Transcribe the material word for word, but without the images.

(Figure dataset records)
━━━━━━━━
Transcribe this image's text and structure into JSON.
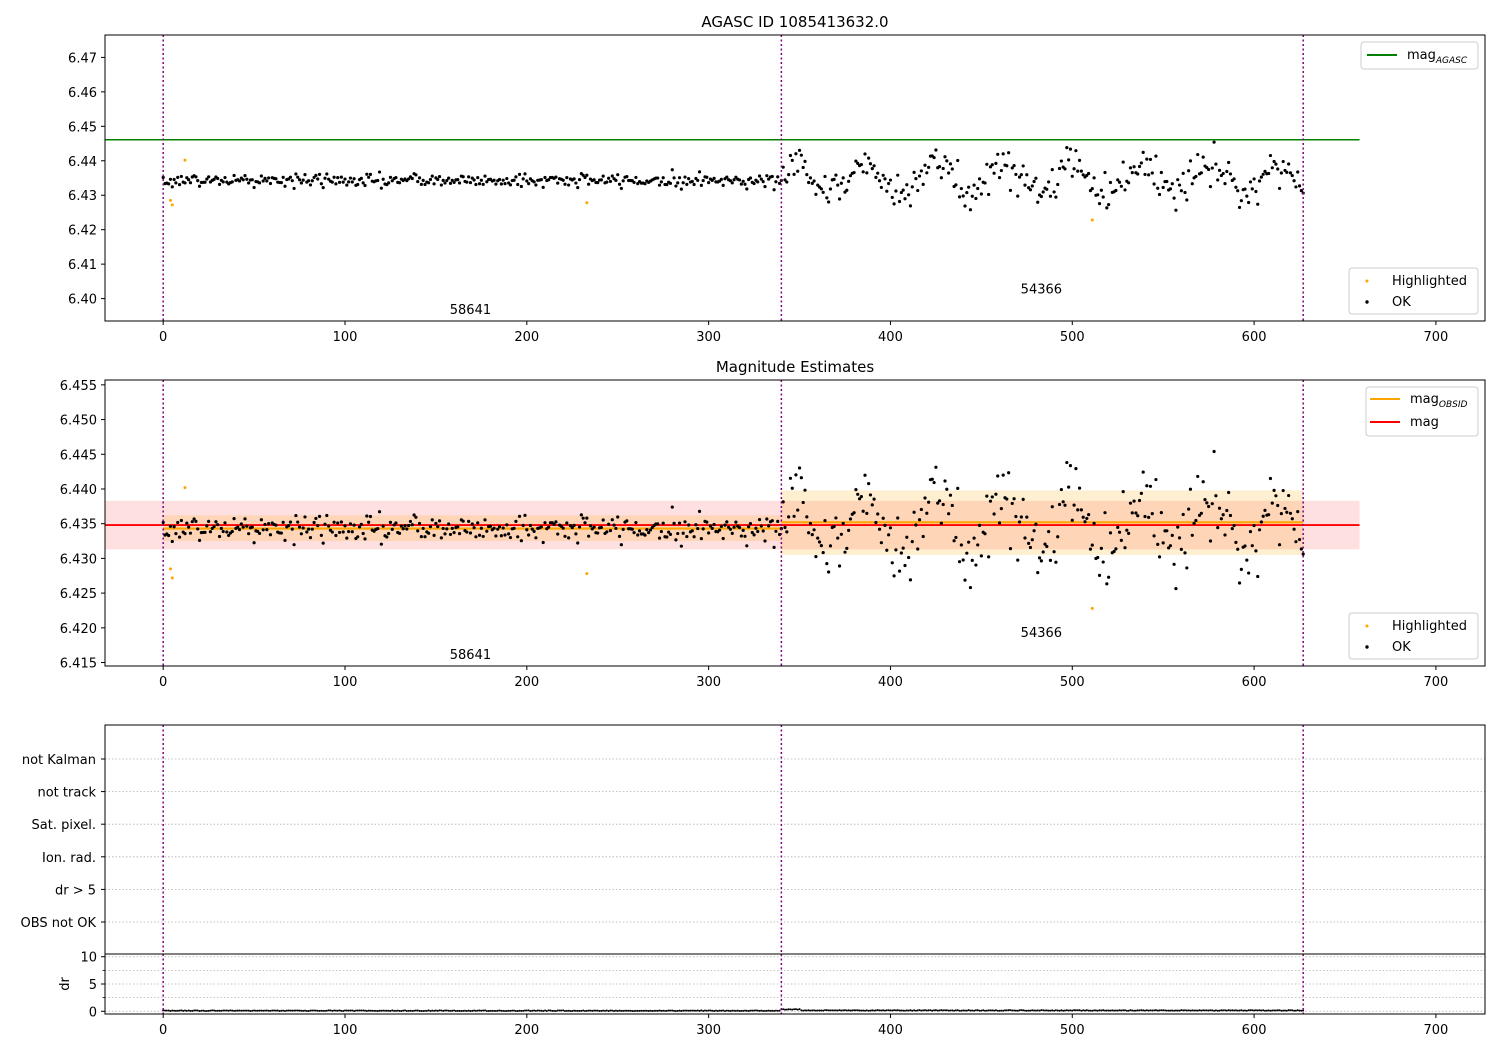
{
  "figure": {
    "title": "AGASC ID 1085413632.0"
  },
  "chart_data": [
    {
      "type": "scatter",
      "title": "AGASC ID 1085413632.0",
      "xlim": [
        -32,
        727
      ],
      "ylim": [
        6.3935,
        6.4765
      ],
      "x_ticks": [
        0,
        100,
        200,
        300,
        400,
        500,
        600,
        700
      ],
      "y_ticks": [
        6.4,
        6.41,
        6.42,
        6.43,
        6.44,
        6.45,
        6.46,
        6.47
      ],
      "y_tick_decimals": 2,
      "grid": false,
      "legend_placement_top": "top-right",
      "legend_placement_bottom": "bottom-right",
      "legend_top": [
        {
          "label": "mag",
          "subscript": "AGASC",
          "color": "#008000",
          "kind": "line"
        }
      ],
      "legend_bottom": [
        {
          "label": "Highlighted",
          "color": "#ffa500",
          "kind": "dot"
        },
        {
          "label": "OK",
          "color": "#000000",
          "kind": "dot"
        }
      ],
      "reference_line": {
        "name": "mag_AGASC",
        "y": 6.4461,
        "x_range": [
          -32,
          658
        ],
        "color": "#008000"
      },
      "obsid_boundaries": [
        0,
        340,
        627
      ],
      "annotations": [
        {
          "text": "58641",
          "x": 169,
          "y": 6.3955
        },
        {
          "text": "54366",
          "x": 483,
          "y": 6.4015
        }
      ],
      "highlighted_points": [
        {
          "x": 4,
          "y": 6.4285
        },
        {
          "x": 5,
          "y": 6.4272
        },
        {
          "x": 12,
          "y": 6.4402
        },
        {
          "x": 233,
          "y": 6.4278
        },
        {
          "x": 511,
          "y": 6.4228
        }
      ],
      "ok_series": {
        "color": "#000000",
        "segments": [
          {
            "x_from": 0,
            "x_to": 339,
            "level": 6.4343,
            "scatter": 0.0016
          },
          {
            "x_from": 340,
            "x_to": 627,
            "level": 6.435,
            "scatter": 0.0045
          }
        ]
      }
    },
    {
      "type": "scatter",
      "title": "Magnitude Estimates",
      "xlim": [
        -32,
        727
      ],
      "ylim": [
        6.4145,
        6.4557
      ],
      "x_ticks": [
        0,
        100,
        200,
        300,
        400,
        500,
        600,
        700
      ],
      "y_ticks": [
        6.415,
        6.42,
        6.425,
        6.43,
        6.435,
        6.44,
        6.445,
        6.45,
        6.455
      ],
      "y_tick_decimals": 3,
      "grid": false,
      "legend_placement_top": "top-right",
      "legend_placement_bottom": "bottom-right",
      "legend_top": [
        {
          "label": "mag",
          "subscript": "OBSID",
          "color": "#ffa500",
          "kind": "line"
        },
        {
          "label": "mag",
          "subscript": "",
          "color": "#ff0000",
          "kind": "line"
        }
      ],
      "legend_bottom": [
        {
          "label": "Highlighted",
          "color": "#ffa500",
          "kind": "dot"
        },
        {
          "label": "OK",
          "color": "#000000",
          "kind": "dot"
        }
      ],
      "mag_line": {
        "y": 6.4348,
        "band": [
          6.4313,
          6.4383
        ],
        "x_range": [
          -32,
          658
        ],
        "color": "#ff0000"
      },
      "obsid_estimates": [
        {
          "x_range": [
            0,
            340
          ],
          "y": 6.4343,
          "band": [
            6.4325,
            6.4362
          ]
        },
        {
          "x_range": [
            340,
            627
          ],
          "y": 6.4352,
          "band": [
            6.4305,
            6.4398
          ]
        }
      ],
      "obsid_boundaries": [
        0,
        340,
        627
      ],
      "annotations": [
        {
          "text": "58641",
          "x": 169,
          "y": 6.4155
        },
        {
          "text": "54366",
          "x": 483,
          "y": 6.4187
        }
      ],
      "highlighted_points": [
        {
          "x": 4,
          "y": 6.4285
        },
        {
          "x": 5,
          "y": 6.4272
        },
        {
          "x": 12,
          "y": 6.4402
        },
        {
          "x": 233,
          "y": 6.4278
        },
        {
          "x": 511,
          "y": 6.4228
        }
      ],
      "ok_series": {
        "color": "#000000",
        "segments": [
          {
            "x_from": 0,
            "x_to": 339,
            "level": 6.4343,
            "scatter": 0.0016
          },
          {
            "x_from": 340,
            "x_to": 627,
            "level": 6.435,
            "scatter": 0.0045
          }
        ]
      }
    },
    {
      "type": "scatter",
      "xlim": [
        -32,
        727
      ],
      "categories": [
        "not Kalman",
        "not track",
        "Sat. pixel.",
        "Ion. rad.",
        "dr > 5",
        "OBS not OK"
      ],
      "grid": "dotted horizontal",
      "flagged_points": [],
      "obsid_boundaries": [
        0,
        340,
        627
      ]
    },
    {
      "type": "line",
      "xlim": [
        -32,
        727
      ],
      "ylim": [
        -0.5,
        10.5
      ],
      "ylabel": "dr",
      "x_ticks": [
        0,
        100,
        200,
        300,
        400,
        500,
        600,
        700
      ],
      "y_ticks": [
        0,
        5,
        10
      ],
      "minor_y_ticks": [
        2.5,
        7.5
      ],
      "grid": "dotted horizontal",
      "series": [
        {
          "x_from": 0,
          "x_to": 339,
          "level": 0.1
        },
        {
          "x_from": 340,
          "x_to": 350,
          "level": 0.35
        },
        {
          "x_from": 351,
          "x_to": 627,
          "level": 0.15
        }
      ],
      "obsid_boundaries": [
        0,
        340,
        627
      ]
    }
  ]
}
━━━━━━━━
§ **Worked answer**
Transcribe this image's text and structure into JSON.
{
  "figure": {
    "title": "AGASC ID 1085413632.0"
  },
  "chart_data": [
    {
      "type": "scatter",
      "title": "AGASC ID 1085413632.0",
      "xlim": [
        -32,
        727
      ],
      "ylim": [
        6.3935,
        6.4765
      ],
      "x_ticks": [
        0,
        100,
        200,
        300,
        400,
        500,
        600,
        700
      ],
      "y_ticks": [
        6.4,
        6.41,
        6.42,
        6.43,
        6.44,
        6.45,
        6.46,
        6.47
      ],
      "y_tick_decimals": 2,
      "grid": false,
      "legend_placement_top": "top-right",
      "legend_placement_bottom": "bottom-right",
      "legend_top": [
        {
          "label": "mag",
          "subscript": "AGASC",
          "color": "#008000",
          "kind": "line"
        }
      ],
      "legend_bottom": [
        {
          "label": "Highlighted",
          "color": "#ffa500",
          "kind": "dot"
        },
        {
          "label": "OK",
          "color": "#000000",
          "kind": "dot"
        }
      ],
      "reference_line": {
        "name": "mag_AGASC",
        "y": 6.4461,
        "x_range": [
          -32,
          658
        ],
        "color": "#008000"
      },
      "obsid_boundaries": [
        0,
        340,
        627
      ],
      "annotations": [
        {
          "text": "58641",
          "x": 169,
          "y": 6.3955
        },
        {
          "text": "54366",
          "x": 483,
          "y": 6.4015
        }
      ],
      "highlighted_points": [
        {
          "x": 4,
          "y": 6.4285
        },
        {
          "x": 5,
          "y": 6.4272
        },
        {
          "x": 12,
          "y": 6.4402
        },
        {
          "x": 233,
          "y": 6.4278
        },
        {
          "x": 511,
          "y": 6.4228
        }
      ],
      "ok_series": {
        "color": "#000000",
        "segments": [
          {
            "x_from": 0,
            "x_to": 339,
            "level": 6.4343,
            "scatter": 0.0016
          },
          {
            "x_from": 340,
            "x_to": 627,
            "level": 6.435,
            "scatter": 0.0045
          }
        ]
      }
    },
    {
      "type": "scatter",
      "title": "Magnitude Estimates",
      "xlim": [
        -32,
        727
      ],
      "ylim": [
        6.4145,
        6.4557
      ],
      "x_ticks": [
        0,
        100,
        200,
        300,
        400,
        500,
        600,
        700
      ],
      "y_ticks": [
        6.415,
        6.42,
        6.425,
        6.43,
        6.435,
        6.44,
        6.445,
        6.45,
        6.455
      ],
      "y_tick_decimals": 3,
      "grid": false,
      "legend_placement_top": "top-right",
      "legend_placement_bottom": "bottom-right",
      "legend_top": [
        {
          "label": "mag",
          "subscript": "OBSID",
          "color": "#ffa500",
          "kind": "line"
        },
        {
          "label": "mag",
          "subscript": "",
          "color": "#ff0000",
          "kind": "line"
        }
      ],
      "legend_bottom": [
        {
          "label": "Highlighted",
          "color": "#ffa500",
          "kind": "dot"
        },
        {
          "label": "OK",
          "color": "#000000",
          "kind": "dot"
        }
      ],
      "mag_line": {
        "y": 6.4348,
        "band": [
          6.4313,
          6.4383
        ],
        "x_range": [
          -32,
          658
        ],
        "color": "#ff0000"
      },
      "obsid_estimates": [
        {
          "x_range": [
            0,
            340
          ],
          "y": 6.4343,
          "band": [
            6.4325,
            6.4362
          ]
        },
        {
          "x_range": [
            340,
            627
          ],
          "y": 6.4352,
          "band": [
            6.4305,
            6.4398
          ]
        }
      ],
      "obsid_boundaries": [
        0,
        340,
        627
      ],
      "annotations": [
        {
          "text": "58641",
          "x": 169,
          "y": 6.4155
        },
        {
          "text": "54366",
          "x": 483,
          "y": 6.4187
        }
      ],
      "highlighted_points": [
        {
          "x": 4,
          "y": 6.4285
        },
        {
          "x": 5,
          "y": 6.4272
        },
        {
          "x": 12,
          "y": 6.4402
        },
        {
          "x": 233,
          "y": 6.4278
        },
        {
          "x": 511,
          "y": 6.4228
        }
      ],
      "ok_series": {
        "color": "#000000",
        "segments": [
          {
            "x_from": 0,
            "x_to": 339,
            "level": 6.4343,
            "scatter": 0.0016
          },
          {
            "x_from": 340,
            "x_to": 627,
            "level": 6.435,
            "scatter": 0.0045
          }
        ]
      }
    },
    {
      "type": "scatter",
      "xlim": [
        -32,
        727
      ],
      "categories": [
        "not Kalman",
        "not track",
        "Sat. pixel.",
        "Ion. rad.",
        "dr > 5",
        "OBS not OK"
      ],
      "grid": "dotted horizontal",
      "flagged_points": [],
      "obsid_boundaries": [
        0,
        340,
        627
      ]
    },
    {
      "type": "line",
      "xlim": [
        -32,
        727
      ],
      "ylim": [
        -0.5,
        10.5
      ],
      "ylabel": "dr",
      "x_ticks": [
        0,
        100,
        200,
        300,
        400,
        500,
        600,
        700
      ],
      "y_ticks": [
        0,
        5,
        10
      ],
      "minor_y_ticks": [
        2.5,
        7.5
      ],
      "grid": "dotted horizontal",
      "series": [
        {
          "x_from": 0,
          "x_to": 339,
          "level": 0.1
        },
        {
          "x_from": 340,
          "x_to": 350,
          "level": 0.35
        },
        {
          "x_from": 351,
          "x_to": 627,
          "level": 0.15
        }
      ],
      "obsid_boundaries": [
        0,
        340,
        627
      ]
    }
  ]
}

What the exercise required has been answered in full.